*Request*:
Repeat the whole of the data, keeping every detail the same.
╭─ Data in this exercise
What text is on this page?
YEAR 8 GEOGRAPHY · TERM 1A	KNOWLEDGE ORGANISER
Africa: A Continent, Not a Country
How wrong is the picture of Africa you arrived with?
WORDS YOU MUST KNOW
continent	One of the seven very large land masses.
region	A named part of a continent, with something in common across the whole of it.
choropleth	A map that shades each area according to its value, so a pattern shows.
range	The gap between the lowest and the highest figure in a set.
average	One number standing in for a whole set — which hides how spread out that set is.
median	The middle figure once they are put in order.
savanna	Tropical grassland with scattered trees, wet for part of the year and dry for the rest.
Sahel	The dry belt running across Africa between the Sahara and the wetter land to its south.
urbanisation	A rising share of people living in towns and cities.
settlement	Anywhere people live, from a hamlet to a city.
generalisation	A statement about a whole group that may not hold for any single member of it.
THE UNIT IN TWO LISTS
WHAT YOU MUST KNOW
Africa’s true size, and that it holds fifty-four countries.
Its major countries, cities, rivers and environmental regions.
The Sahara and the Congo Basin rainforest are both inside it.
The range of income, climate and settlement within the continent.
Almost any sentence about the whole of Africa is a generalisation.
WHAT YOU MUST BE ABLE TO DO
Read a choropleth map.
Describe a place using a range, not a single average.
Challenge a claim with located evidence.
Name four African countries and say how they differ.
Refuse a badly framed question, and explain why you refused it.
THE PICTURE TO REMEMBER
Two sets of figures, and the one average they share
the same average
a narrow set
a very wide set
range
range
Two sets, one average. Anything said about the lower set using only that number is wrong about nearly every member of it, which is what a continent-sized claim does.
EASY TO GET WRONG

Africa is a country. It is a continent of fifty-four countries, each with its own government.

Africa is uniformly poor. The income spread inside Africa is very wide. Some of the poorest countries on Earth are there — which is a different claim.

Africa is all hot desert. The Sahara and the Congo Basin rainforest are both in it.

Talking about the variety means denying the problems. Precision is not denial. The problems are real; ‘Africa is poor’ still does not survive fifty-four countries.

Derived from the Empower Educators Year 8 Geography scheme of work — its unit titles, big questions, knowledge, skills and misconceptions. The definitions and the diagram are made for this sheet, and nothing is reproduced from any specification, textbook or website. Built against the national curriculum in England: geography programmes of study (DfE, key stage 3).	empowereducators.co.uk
╰─
*Written answer*:
What text is on this page?
YEAR 8 GEOGRAPHY · TERM 1A	KNOWLEDGE ORGANISER
Africa: A Continent, Not a Country
How wrong is the picture of Africa you arrived with?
WORDS YOU MUST KNOW
continent	One of the seven very large land masses.
region	A named part of a continent, with something in common across the whole of it.
choropleth	A map that shades each area according to its value, so a pattern shows.
range	The gap between the lowest and the highest figure in a set.
average	One number standing in for a whole set — which hides how spread out that set is.
median	The middle figure once they are put in order.
savanna	Tropical grassland with scattered trees, wet for part of the year and dry for the rest.
Sahel	The dry belt running across Africa between the Sahara and the wetter land to its south.
urbanisation	A rising share of people living in towns and cities.
settlement	Anywhere people live, from a hamlet to a city.
generalisation	A statement about a whole group that may not hold for any single member of it.
THE UNIT IN TWO LISTS
WHAT YOU MUST KNOW
Africa’s true size, and that it holds fifty-four countries.
Its major countries, cities, rivers and environmental regions.
The Sahara and the Congo Basin rainforest are both inside it.
The range of income, climate and settlement within the continent.
Almost any sentence about the whole of Africa is a generalisation.
WHAT YOU MUST BE ABLE TO DO
Read a choropleth map.
Describe a place using a range, not a single average.
Challenge a claim with located evidence.
Name four African countries and say how they differ.
Refuse a badly framed question, and explain why you refused it.
THE PICTURE TO REMEMBER
Two sets of figures, and the one average they share
the same average
a narrow set
a very wide set
range
range
Two sets, one average. Anything said about the lower set using only that number is wrong about nearly every member of it, which is what a continent-sized claim does.
EASY TO GET WRONG

Africa is a country. It is a continent of fifty-four countries, each with its own government.

Africa is uniformly poor. The income spread inside Africa is very wide. Some of the poorest countries on Earth are there — which is a different claim.

Africa is all hot desert. The Sahara and the Congo Basin rainforest are both in it.

Talking about the variety means denying the problems. Precision is not denial. The problems are real; ‘Africa is poor’ still does not survive fifty-four countries.

Derived from the Empower Educators Year 8 Geography scheme of work — its unit titles, big questions, knowledge, skills and misconceptions. The definitions and the diagram are made for this sheet, and nothing is reproduced from any specification, textbook or website. Built against the national curriculum in England: geography programmes of study (DfE, key stage 3).	empowereducators.co.uk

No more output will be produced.